▼▼▼
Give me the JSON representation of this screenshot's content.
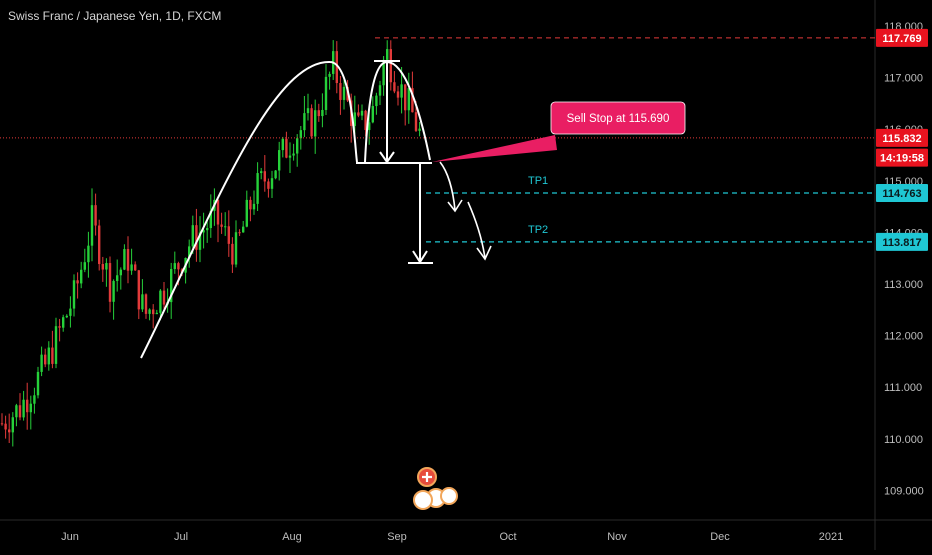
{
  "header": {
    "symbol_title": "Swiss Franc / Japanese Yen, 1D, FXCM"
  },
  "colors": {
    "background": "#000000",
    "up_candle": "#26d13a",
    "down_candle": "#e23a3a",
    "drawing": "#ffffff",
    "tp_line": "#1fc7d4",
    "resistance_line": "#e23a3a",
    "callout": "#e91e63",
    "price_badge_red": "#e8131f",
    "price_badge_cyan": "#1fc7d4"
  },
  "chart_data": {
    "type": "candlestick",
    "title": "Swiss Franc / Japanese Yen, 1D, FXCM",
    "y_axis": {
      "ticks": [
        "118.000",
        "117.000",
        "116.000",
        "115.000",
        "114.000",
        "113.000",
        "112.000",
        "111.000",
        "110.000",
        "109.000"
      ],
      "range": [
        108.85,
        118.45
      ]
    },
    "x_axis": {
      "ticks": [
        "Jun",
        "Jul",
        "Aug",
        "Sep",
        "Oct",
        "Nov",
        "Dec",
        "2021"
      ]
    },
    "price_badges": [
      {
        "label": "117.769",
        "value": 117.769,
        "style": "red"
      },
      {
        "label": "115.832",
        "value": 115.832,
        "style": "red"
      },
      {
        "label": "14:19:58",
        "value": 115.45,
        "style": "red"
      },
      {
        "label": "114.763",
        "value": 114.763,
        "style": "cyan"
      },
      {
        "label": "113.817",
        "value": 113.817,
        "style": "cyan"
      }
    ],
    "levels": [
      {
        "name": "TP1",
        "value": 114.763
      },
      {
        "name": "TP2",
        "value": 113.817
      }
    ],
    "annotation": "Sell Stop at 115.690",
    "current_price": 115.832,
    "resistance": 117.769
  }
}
▲▲▲
Copy everything in the records above except the pictures, exactly as written.

■ RESPONSE
Give me the JSON representation of this screenshot's content.
{
  "header": {
    "symbol_title": "Swiss Franc / Japanese Yen, 1D, FXCM"
  },
  "colors": {
    "background": "#000000",
    "up_candle": "#26d13a",
    "down_candle": "#e23a3a",
    "drawing": "#ffffff",
    "tp_line": "#1fc7d4",
    "resistance_line": "#e23a3a",
    "callout": "#e91e63",
    "price_badge_red": "#e8131f",
    "price_badge_cyan": "#1fc7d4"
  },
  "chart_data": {
    "type": "candlestick",
    "title": "Swiss Franc / Japanese Yen, 1D, FXCM",
    "y_axis": {
      "ticks": [
        "118.000",
        "117.000",
        "116.000",
        "115.000",
        "114.000",
        "113.000",
        "112.000",
        "111.000",
        "110.000",
        "109.000"
      ],
      "range": [
        108.85,
        118.45
      ]
    },
    "x_axis": {
      "ticks": [
        "Jun",
        "Jul",
        "Aug",
        "Sep",
        "Oct",
        "Nov",
        "Dec",
        "2021"
      ]
    },
    "price_badges": [
      {
        "label": "117.769",
        "value": 117.769,
        "style": "red"
      },
      {
        "label": "115.832",
        "value": 115.832,
        "style": "red"
      },
      {
        "label": "14:19:58",
        "value": 115.45,
        "style": "red"
      },
      {
        "label": "114.763",
        "value": 114.763,
        "style": "cyan"
      },
      {
        "label": "113.817",
        "value": 113.817,
        "style": "cyan"
      }
    ],
    "levels": [
      {
        "name": "TP1",
        "value": 114.763
      },
      {
        "name": "TP2",
        "value": 113.817
      }
    ],
    "annotation": "Sell Stop at 115.690",
    "current_price": 115.832,
    "resistance": 117.769
  }
}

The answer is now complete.